Saved entries

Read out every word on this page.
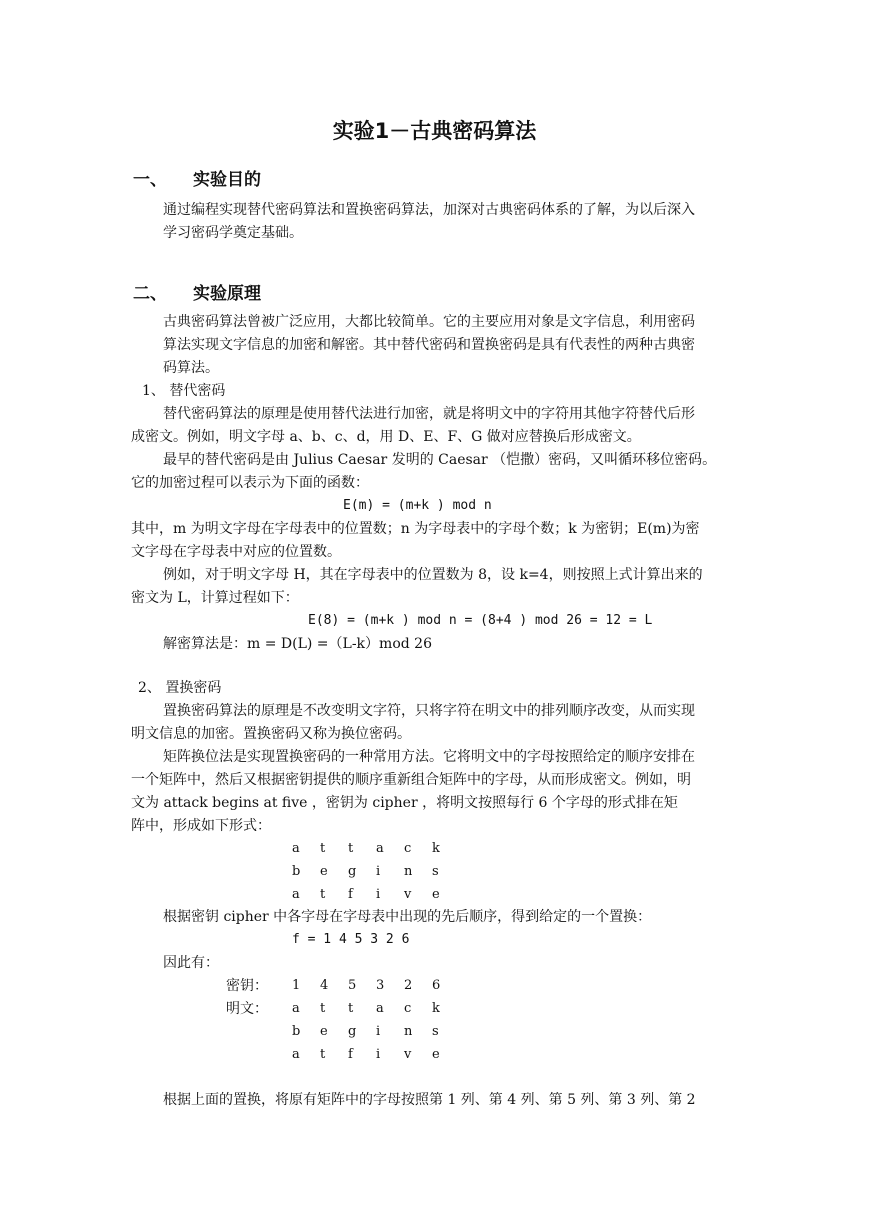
实验1－古典密码算法
一、 实验目的
通过编程实现替代密码算法和置换密码算法，加深对古典密码体系的了解，为以后深入
学习密码学奠定基础。
二、 实验原理
古典密码算法曾被广泛应用，大都比较简单。它的主要应用对象是文字信息，利用密码
算法实现文字信息的加密和解密。其中替代密码和置换密码是具有代表性的两种古典密
码算法。
1、 替代密码
替代密码算法的原理是使用替代法进行加密，就是将明文中的字符用其他字符替代后形
成密文。例如，明文字母 a、b、c、d，用 D、E、F、G 做对应替换后形成密文。
最早的替代密码是由 Julius Caesar 发明的 Caesar （恺撒）密码，又叫循环移位密码。
它的加密过程可以表示为下面的函数：
E(m) = (m+k ) mod n
其中，m 为明文字母在字母表中的位置数；n 为字母表中的字母个数；k 为密钥；E(m)为密
文字母在字母表中对应的位置数。
例如，对于明文字母 H，其在字母表中的位置数为 8，设 k=4，则按照上式计算出来的
密文为 L，计算过程如下：
E(8) = (m+k ) mod n = (8+4 ) mod 26 = 12 = L
解密算法是：m = D(L) =（L-k）mod 26
2、 置换密码
置换密码算法的原理是不改变明文字符，只将字符在明文中的排列顺序改变，从而实现
明文信息的加密。置换密码又称为换位密码。
矩阵换位法是实现置换密码的一种常用方法。它将明文中的字母按照给定的顺序安排在
一个矩阵中，然后又根据密钥提供的顺序重新组合矩阵中的字母，从而形成密文。例如，明
文为 attack begins at five ，密钥为 cipher ，将明文按照每行 6 个字母的形式排在矩
阵中，形成如下形式：
a t t a c k
b e g i n s
a t f i v e
根据密钥 cipher 中各字母在字母表中出现的先后顺序，得到给定的一个置换：
f = 1 4 5 3 2 6
因此有：
密钥： 1 4 5 3 2 6
明文： a t t a c k
b e g i n s
a t f i v e
根据上面的置换，将原有矩阵中的字母按照第 1 列、第 4 列、第 5 列、第 3 列、第 2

§ GIVEN INSTRUCTION: Print all of the records shown above exactly, leaving out each picture.

§ ANSWER IN FULL:
Read out every word on this page.
实验1－古典密码算法
一、 实验目的
通过编程实现替代密码算法和置换密码算法，加深对古典密码体系的了解，为以后深入
学习密码学奠定基础。
二、 实验原理
古典密码算法曾被广泛应用，大都比较简单。它的主要应用对象是文字信息，利用密码
算法实现文字信息的加密和解密。其中替代密码和置换密码是具有代表性的两种古典密
码算法。
1、 替代密码
替代密码算法的原理是使用替代法进行加密，就是将明文中的字符用其他字符替代后形
成密文。例如，明文字母 a、b、c、d，用 D、E、F、G 做对应替换后形成密文。
最早的替代密码是由 Julius Caesar 发明的 Caesar （恺撒）密码，又叫循环移位密码。
它的加密过程可以表示为下面的函数：
E(m) = (m+k ) mod n
其中，m 为明文字母在字母表中的位置数；n 为字母表中的字母个数；k 为密钥；E(m)为密
文字母在字母表中对应的位置数。
例如，对于明文字母 H，其在字母表中的位置数为 8，设 k=4，则按照上式计算出来的
密文为 L，计算过程如下：
E(8) = (m+k ) mod n = (8+4 ) mod 26 = 12 = L
解密算法是：m = D(L) =（L-k）mod 26
2、 置换密码
置换密码算法的原理是不改变明文字符，只将字符在明文中的排列顺序改变，从而实现
明文信息的加密。置换密码又称为换位密码。
矩阵换位法是实现置换密码的一种常用方法。它将明文中的字母按照给定的顺序安排在
一个矩阵中，然后又根据密钥提供的顺序重新组合矩阵中的字母，从而形成密文。例如，明
文为 attack begins at five ，密钥为 cipher ，将明文按照每行 6 个字母的形式排在矩
阵中，形成如下形式：
a t t a c k
b e g i n s
a t f i v e
根据密钥 cipher 中各字母在字母表中出现的先后顺序，得到给定的一个置换：
f = 1 4 5 3 2 6
因此有：
密钥： 1 4 5 3 2 6
明文： a t t a c k
b e g i n s
a t f i v e
根据上面的置换，将原有矩阵中的字母按照第 1 列、第 4 列、第 5 列、第 3 列、第 2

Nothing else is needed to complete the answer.